§ **Required task**
Quote the records that follow in full, leaving the pictures out.

Records from a data collection

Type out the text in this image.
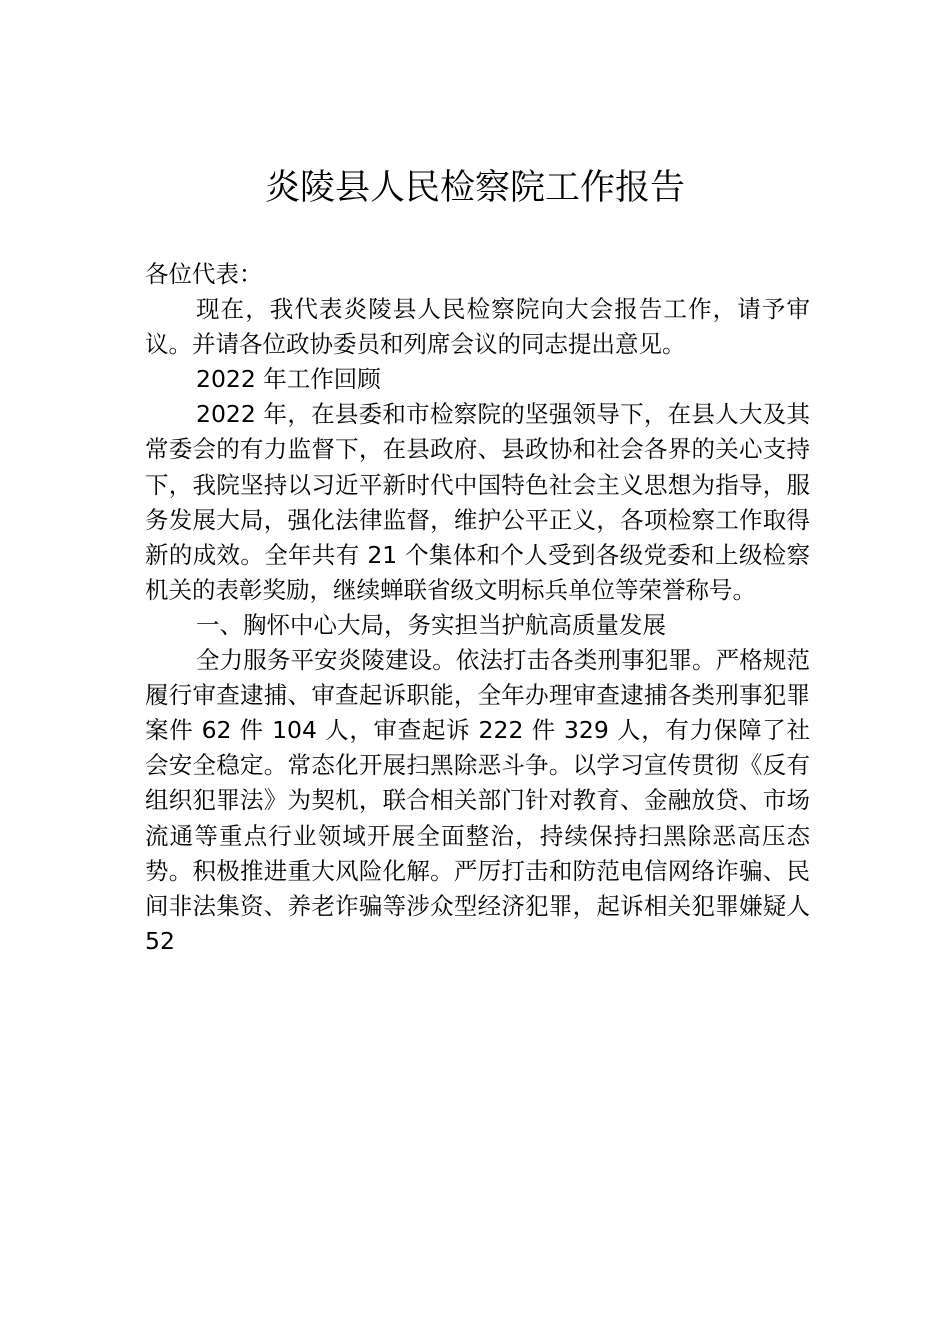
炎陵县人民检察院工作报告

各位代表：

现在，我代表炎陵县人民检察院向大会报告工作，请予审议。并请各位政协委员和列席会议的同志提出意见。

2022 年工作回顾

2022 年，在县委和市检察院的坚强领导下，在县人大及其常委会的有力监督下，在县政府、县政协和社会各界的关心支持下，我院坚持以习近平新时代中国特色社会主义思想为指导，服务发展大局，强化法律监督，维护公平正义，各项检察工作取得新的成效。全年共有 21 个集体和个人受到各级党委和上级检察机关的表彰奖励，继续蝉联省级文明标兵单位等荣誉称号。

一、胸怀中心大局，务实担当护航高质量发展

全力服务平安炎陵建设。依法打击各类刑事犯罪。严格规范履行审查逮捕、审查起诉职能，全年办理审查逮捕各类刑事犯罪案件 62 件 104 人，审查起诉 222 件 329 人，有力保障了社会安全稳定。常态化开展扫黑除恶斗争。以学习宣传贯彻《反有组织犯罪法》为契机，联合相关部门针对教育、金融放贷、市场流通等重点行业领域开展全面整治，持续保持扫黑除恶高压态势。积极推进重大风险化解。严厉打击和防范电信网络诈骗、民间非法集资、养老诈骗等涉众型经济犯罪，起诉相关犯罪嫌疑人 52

§ **Solved problem**
Type out the text in this image.
炎陵县人民检察院工作报告

各位代表：

现在，我代表炎陵县人民检察院向大会报告工作，请予审议。并请各位政协委员和列席会议的同志提出意见。

2022 年工作回顾

2022 年，在县委和市检察院的坚强领导下，在县人大及其常委会的有力监督下，在县政府、县政协和社会各界的关心支持下，我院坚持以习近平新时代中国特色社会主义思想为指导，服务发展大局，强化法律监督，维护公平正义，各项检察工作取得新的成效。全年共有 21 个集体和个人受到各级党委和上级检察机关的表彰奖励，继续蝉联省级文明标兵单位等荣誉称号。

一、胸怀中心大局，务实担当护航高质量发展

全力服务平安炎陵建设。依法打击各类刑事犯罪。严格规范履行审查逮捕、审查起诉职能，全年办理审查逮捕各类刑事犯罪案件 62 件 104 人，审查起诉 222 件 329 人，有力保障了社会安全稳定。常态化开展扫黑除恶斗争。以学习宣传贯彻《反有组织犯罪法》为契机，联合相关部门针对教育、金融放贷、市场流通等重点行业领域开展全面整治，持续保持扫黑除恶高压态势。积极推进重大风险化解。严厉打击和防范电信网络诈骗、民间非法集资、养老诈骗等涉众型经济犯罪，起诉相关犯罪嫌疑人 52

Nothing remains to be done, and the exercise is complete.